The task: Could you retype the entries below exactly, omitting every picture?

Records for the exercise:
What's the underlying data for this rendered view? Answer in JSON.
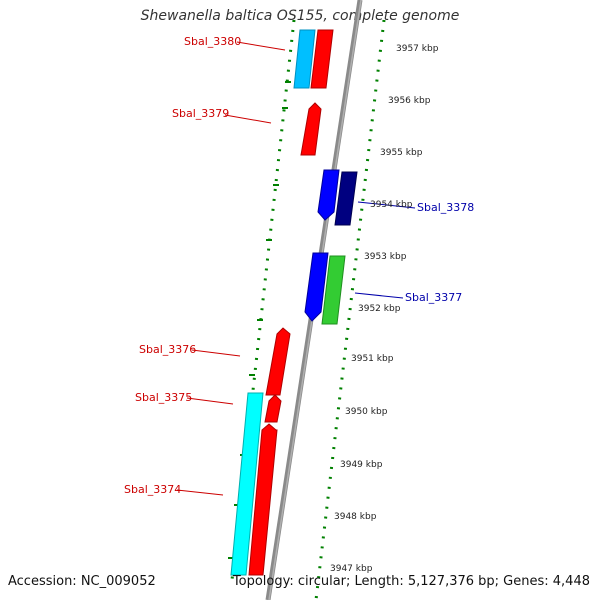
{
  "title": "Shewanella baltica OS155, complete genome",
  "footer": {
    "accession": "Accession: NC_009052",
    "summary": "Topology: circular; Length: 5,127,376 bp; Genes: 4,448"
  },
  "ruler_labels": [
    "3957 kbp",
    "3956 kbp",
    "3955 kbp",
    "3954 kbp",
    "3953 kbp",
    "3952 kbp",
    "3951 kbp",
    "3950 kbp",
    "3949 kbp",
    "3948 kbp",
    "3947 kbp"
  ],
  "gene_labels": [
    "Sbal_3380",
    "Sbal_3379",
    "Sbal_3378",
    "Sbal_3377",
    "Sbal_3376",
    "Sbal_3375",
    "Sbal_3374"
  ],
  "colors": {
    "forward": "#ff0000",
    "reverse": "#0000ff",
    "reverse_dark": "#000080",
    "cyan": "#00ffff",
    "light_blue": "#00bfff",
    "green": "#33cc33",
    "backbone": "#808080",
    "ruler": "#008000",
    "label_red": "#cc0000",
    "label_blue": "#0000aa"
  }
}
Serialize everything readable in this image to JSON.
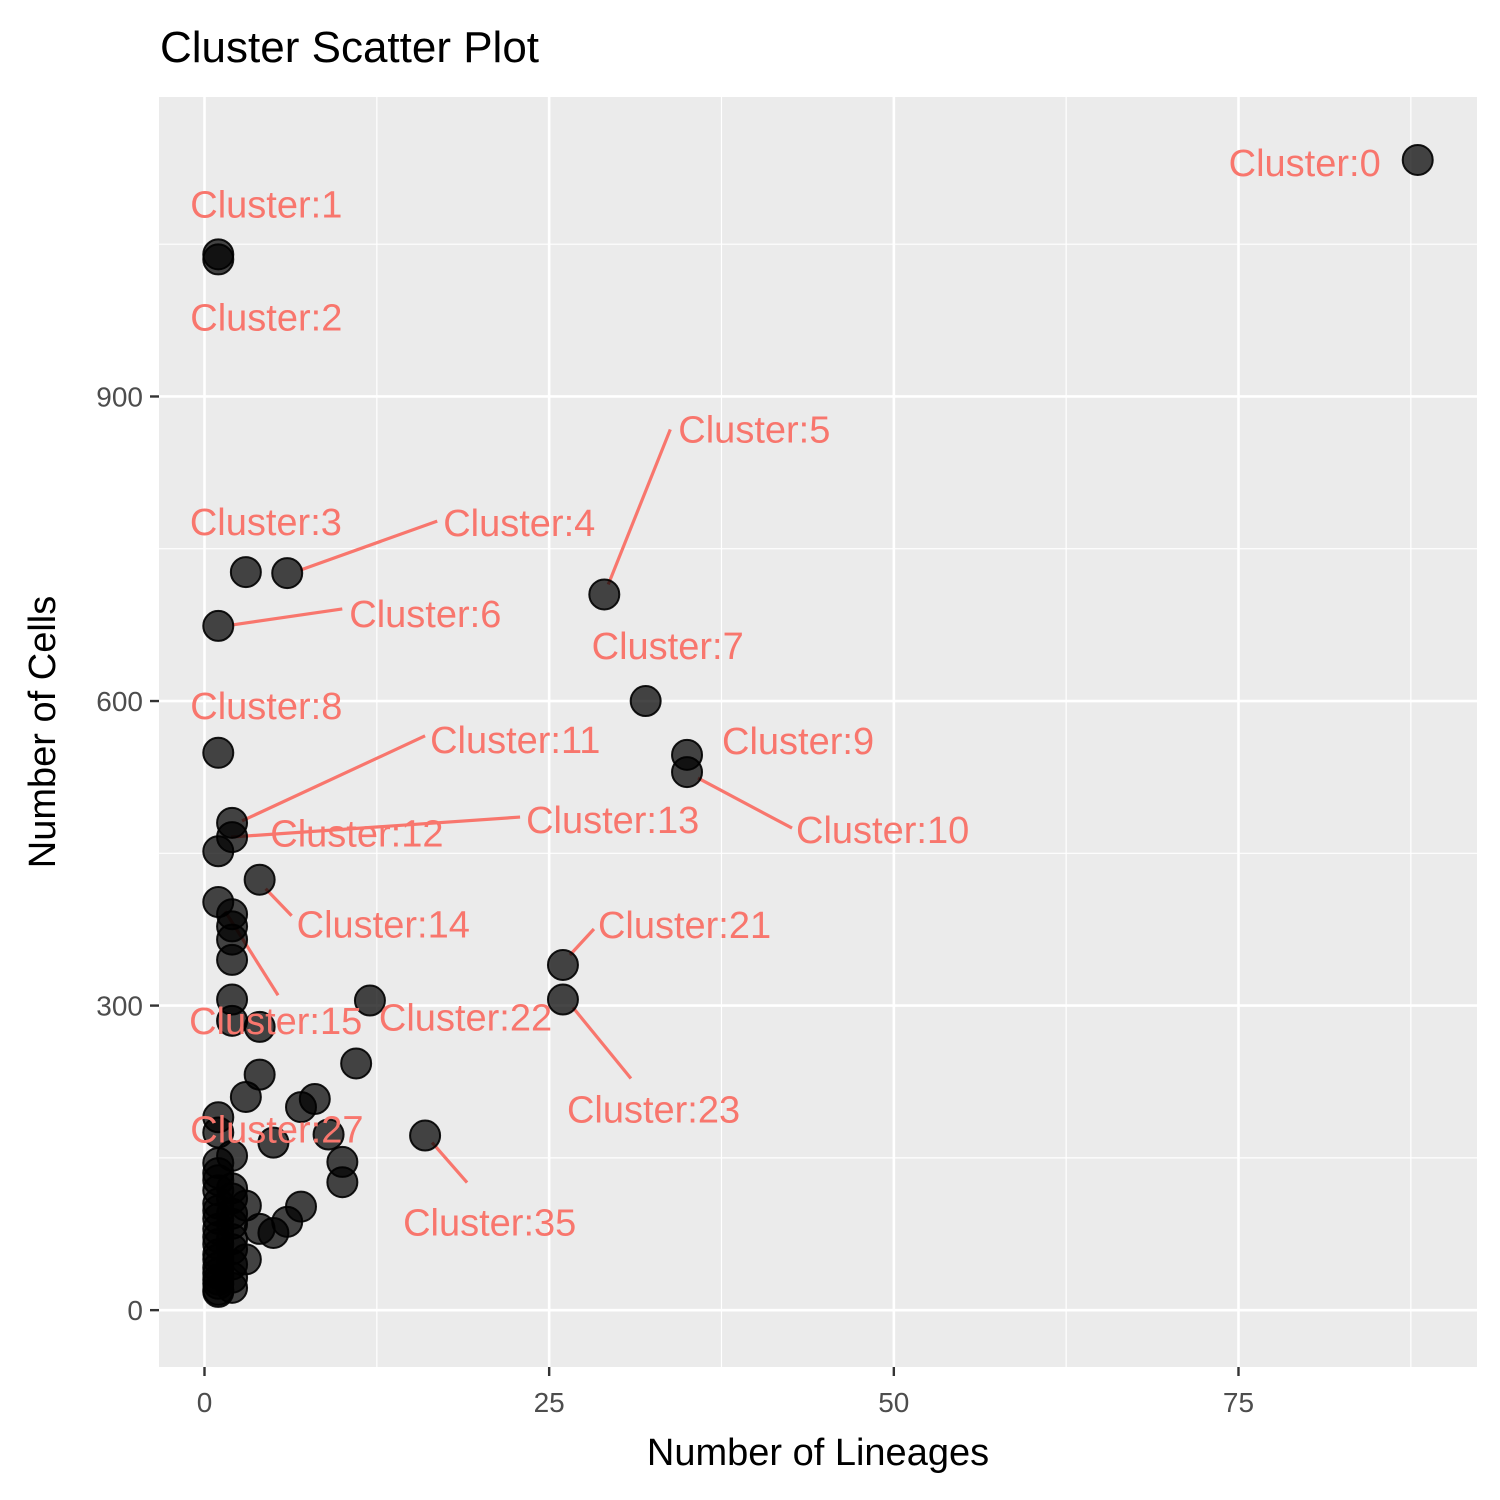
{
  "chart_data": {
    "type": "scatter",
    "title": "Cluster Scatter Plot",
    "xlabel": "Number of Lineages",
    "ylabel": "Number of Cells",
    "xlim": [
      -3.3,
      92.3
    ],
    "ylim": [
      -56,
      1195
    ],
    "x_ticks": [
      0,
      25,
      50,
      75
    ],
    "y_ticks": [
      0,
      300,
      600,
      900
    ],
    "grid": true,
    "panel_background": "#EBEBEB",
    "point_color": "#000000",
    "point_alpha": 0.72,
    "label_color": "#F8766D",
    "points": [
      {
        "x": 88,
        "y": 1133,
        "label": "Cluster:0"
      },
      {
        "x": 1,
        "y": 1040,
        "label": "Cluster:1"
      },
      {
        "x": 1,
        "y": 1035,
        "label": "Cluster:2"
      },
      {
        "x": 3,
        "y": 727,
        "label": "Cluster:3"
      },
      {
        "x": 6,
        "y": 726,
        "label": "Cluster:4"
      },
      {
        "x": 29,
        "y": 705,
        "label": "Cluster:5"
      },
      {
        "x": 1,
        "y": 674,
        "label": "Cluster:6"
      },
      {
        "x": 32,
        "y": 600,
        "label": "Cluster:7"
      },
      {
        "x": 1,
        "y": 549,
        "label": "Cluster:8"
      },
      {
        "x": 35,
        "y": 547,
        "label": "Cluster:9"
      },
      {
        "x": 35,
        "y": 530,
        "label": "Cluster:10"
      },
      {
        "x": 2,
        "y": 480,
        "label": "Cluster:11"
      },
      {
        "x": 1,
        "y": 452,
        "label": "Cluster:12"
      },
      {
        "x": 2,
        "y": 466,
        "label": "Cluster:13"
      },
      {
        "x": 4,
        "y": 424,
        "label": "Cluster:14"
      },
      {
        "x": 2,
        "y": 390,
        "label": "Cluster:15"
      },
      {
        "x": 12,
        "y": 305,
        "label": "Cluster:22"
      },
      {
        "x": 26,
        "y": 340,
        "label": "Cluster:21"
      },
      {
        "x": 26,
        "y": 306,
        "label": "Cluster:23"
      },
      {
        "x": 1,
        "y": 190,
        "label": "Cluster:27"
      },
      {
        "x": 16,
        "y": 172,
        "label": "Cluster:35"
      },
      {
        "x": 1,
        "y": 402
      },
      {
        "x": 2,
        "y": 378
      },
      {
        "x": 2,
        "y": 365
      },
      {
        "x": 2,
        "y": 345
      },
      {
        "x": 2,
        "y": 306
      },
      {
        "x": 2,
        "y": 285
      },
      {
        "x": 4,
        "y": 279
      },
      {
        "x": 11,
        "y": 243
      },
      {
        "x": 4,
        "y": 232
      },
      {
        "x": 3,
        "y": 210
      },
      {
        "x": 8,
        "y": 208
      },
      {
        "x": 7,
        "y": 200
      },
      {
        "x": 9,
        "y": 173
      },
      {
        "x": 5,
        "y": 165
      },
      {
        "x": 10,
        "y": 146
      },
      {
        "x": 2,
        "y": 152
      },
      {
        "x": 1,
        "y": 175
      },
      {
        "x": 10,
        "y": 126
      },
      {
        "x": 1,
        "y": 145
      },
      {
        "x": 1,
        "y": 135
      },
      {
        "x": 1,
        "y": 128
      },
      {
        "x": 1,
        "y": 118
      },
      {
        "x": 2,
        "y": 120
      },
      {
        "x": 2,
        "y": 110
      },
      {
        "x": 1,
        "y": 105
      },
      {
        "x": 3,
        "y": 103
      },
      {
        "x": 7,
        "y": 102
      },
      {
        "x": 1,
        "y": 98
      },
      {
        "x": 2,
        "y": 95
      },
      {
        "x": 6,
        "y": 87
      },
      {
        "x": 1,
        "y": 90
      },
      {
        "x": 2,
        "y": 85
      },
      {
        "x": 4,
        "y": 80
      },
      {
        "x": 5,
        "y": 76
      },
      {
        "x": 1,
        "y": 80
      },
      {
        "x": 1,
        "y": 72
      },
      {
        "x": 2,
        "y": 70
      },
      {
        "x": 1,
        "y": 65
      },
      {
        "x": 2,
        "y": 60
      },
      {
        "x": 1,
        "y": 55
      },
      {
        "x": 3,
        "y": 50
      },
      {
        "x": 1,
        "y": 50
      },
      {
        "x": 2,
        "y": 45
      },
      {
        "x": 1,
        "y": 42
      },
      {
        "x": 1,
        "y": 36
      },
      {
        "x": 2,
        "y": 32
      },
      {
        "x": 1,
        "y": 30
      },
      {
        "x": 1,
        "y": 26
      },
      {
        "x": 2,
        "y": 22
      },
      {
        "x": 1,
        "y": 20
      },
      {
        "x": 1,
        "y": 18
      }
    ]
  }
}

Reply to the exercise:
What's the underlying data for this rendered view? Answer in JSON.
{
  "title": "Shewanella baltica OS155, complete genome",
  "footer": {
    "accession": "Accession: NC_009052",
    "summary": "Topology: circular; Length: 5,127,376 bp; Genes: 4,448"
  },
  "ruler_labels": [
    "3957 kbp",
    "3956 kbp",
    "3955 kbp",
    "3954 kbp",
    "3953 kbp",
    "3952 kbp",
    "3951 kbp",
    "3950 kbp",
    "3949 kbp",
    "3948 kbp",
    "3947 kbp"
  ],
  "gene_labels": [
    "Sbal_3380",
    "Sbal_3379",
    "Sbal_3378",
    "Sbal_3377",
    "Sbal_3376",
    "Sbal_3375",
    "Sbal_3374"
  ],
  "colors": {
    "forward": "#ff0000",
    "reverse": "#0000ff",
    "reverse_dark": "#000080",
    "cyan": "#00ffff",
    "light_blue": "#00bfff",
    "green": "#33cc33",
    "backbone": "#808080",
    "ruler": "#008000",
    "label_red": "#cc0000",
    "label_blue": "#0000aa"
  }
}
Serialize everything readable in this image to JSON.
{
  "chart_data": {
    "type": "scatter",
    "title": "Cluster Scatter Plot",
    "xlabel": "Number of Lineages",
    "ylabel": "Number of Cells",
    "xlim": [
      -3.3,
      92.3
    ],
    "ylim": [
      -56,
      1195
    ],
    "x_ticks": [
      0,
      25,
      50,
      75
    ],
    "y_ticks": [
      0,
      300,
      600,
      900
    ],
    "grid": true,
    "panel_background": "#EBEBEB",
    "point_color": "#000000",
    "point_alpha": 0.72,
    "label_color": "#F8766D",
    "points": [
      {
        "x": 88,
        "y": 1133,
        "label": "Cluster:0"
      },
      {
        "x": 1,
        "y": 1040,
        "label": "Cluster:1"
      },
      {
        "x": 1,
        "y": 1035,
        "label": "Cluster:2"
      },
      {
        "x": 3,
        "y": 727,
        "label": "Cluster:3"
      },
      {
        "x": 6,
        "y": 726,
        "label": "Cluster:4"
      },
      {
        "x": 29,
        "y": 705,
        "label": "Cluster:5"
      },
      {
        "x": 1,
        "y": 674,
        "label": "Cluster:6"
      },
      {
        "x": 32,
        "y": 600,
        "label": "Cluster:7"
      },
      {
        "x": 1,
        "y": 549,
        "label": "Cluster:8"
      },
      {
        "x": 35,
        "y": 547,
        "label": "Cluster:9"
      },
      {
        "x": 35,
        "y": 530,
        "label": "Cluster:10"
      },
      {
        "x": 2,
        "y": 480,
        "label": "Cluster:11"
      },
      {
        "x": 1,
        "y": 452,
        "label": "Cluster:12"
      },
      {
        "x": 2,
        "y": 466,
        "label": "Cluster:13"
      },
      {
        "x": 4,
        "y": 424,
        "label": "Cluster:14"
      },
      {
        "x": 2,
        "y": 390,
        "label": "Cluster:15"
      },
      {
        "x": 12,
        "y": 305,
        "label": "Cluster:22"
      },
      {
        "x": 26,
        "y": 340,
        "label": "Cluster:21"
      },
      {
        "x": 26,
        "y": 306,
        "label": "Cluster:23"
      },
      {
        "x": 1,
        "y": 190,
        "label": "Cluster:27"
      },
      {
        "x": 16,
        "y": 172,
        "label": "Cluster:35"
      },
      {
        "x": 1,
        "y": 402
      },
      {
        "x": 2,
        "y": 378
      },
      {
        "x": 2,
        "y": 365
      },
      {
        "x": 2,
        "y": 345
      },
      {
        "x": 2,
        "y": 306
      },
      {
        "x": 2,
        "y": 285
      },
      {
        "x": 4,
        "y": 279
      },
      {
        "x": 11,
        "y": 243
      },
      {
        "x": 4,
        "y": 232
      },
      {
        "x": 3,
        "y": 210
      },
      {
        "x": 8,
        "y": 208
      },
      {
        "x": 7,
        "y": 200
      },
      {
        "x": 9,
        "y": 173
      },
      {
        "x": 5,
        "y": 165
      },
      {
        "x": 10,
        "y": 146
      },
      {
        "x": 2,
        "y": 152
      },
      {
        "x": 1,
        "y": 175
      },
      {
        "x": 10,
        "y": 126
      },
      {
        "x": 1,
        "y": 145
      },
      {
        "x": 1,
        "y": 135
      },
      {
        "x": 1,
        "y": 128
      },
      {
        "x": 1,
        "y": 118
      },
      {
        "x": 2,
        "y": 120
      },
      {
        "x": 2,
        "y": 110
      },
      {
        "x": 1,
        "y": 105
      },
      {
        "x": 3,
        "y": 103
      },
      {
        "x": 7,
        "y": 102
      },
      {
        "x": 1,
        "y": 98
      },
      {
        "x": 2,
        "y": 95
      },
      {
        "x": 6,
        "y": 87
      },
      {
        "x": 1,
        "y": 90
      },
      {
        "x": 2,
        "y": 85
      },
      {
        "x": 4,
        "y": 80
      },
      {
        "x": 5,
        "y": 76
      },
      {
        "x": 1,
        "y": 80
      },
      {
        "x": 1,
        "y": 72
      },
      {
        "x": 2,
        "y": 70
      },
      {
        "x": 1,
        "y": 65
      },
      {
        "x": 2,
        "y": 60
      },
      {
        "x": 1,
        "y": 55
      },
      {
        "x": 3,
        "y": 50
      },
      {
        "x": 1,
        "y": 50
      },
      {
        "x": 2,
        "y": 45
      },
      {
        "x": 1,
        "y": 42
      },
      {
        "x": 1,
        "y": 36
      },
      {
        "x": 2,
        "y": 32
      },
      {
        "x": 1,
        "y": 30
      },
      {
        "x": 1,
        "y": 26
      },
      {
        "x": 2,
        "y": 22
      },
      {
        "x": 1,
        "y": 20
      },
      {
        "x": 1,
        "y": 18
      }
    ]
  }
}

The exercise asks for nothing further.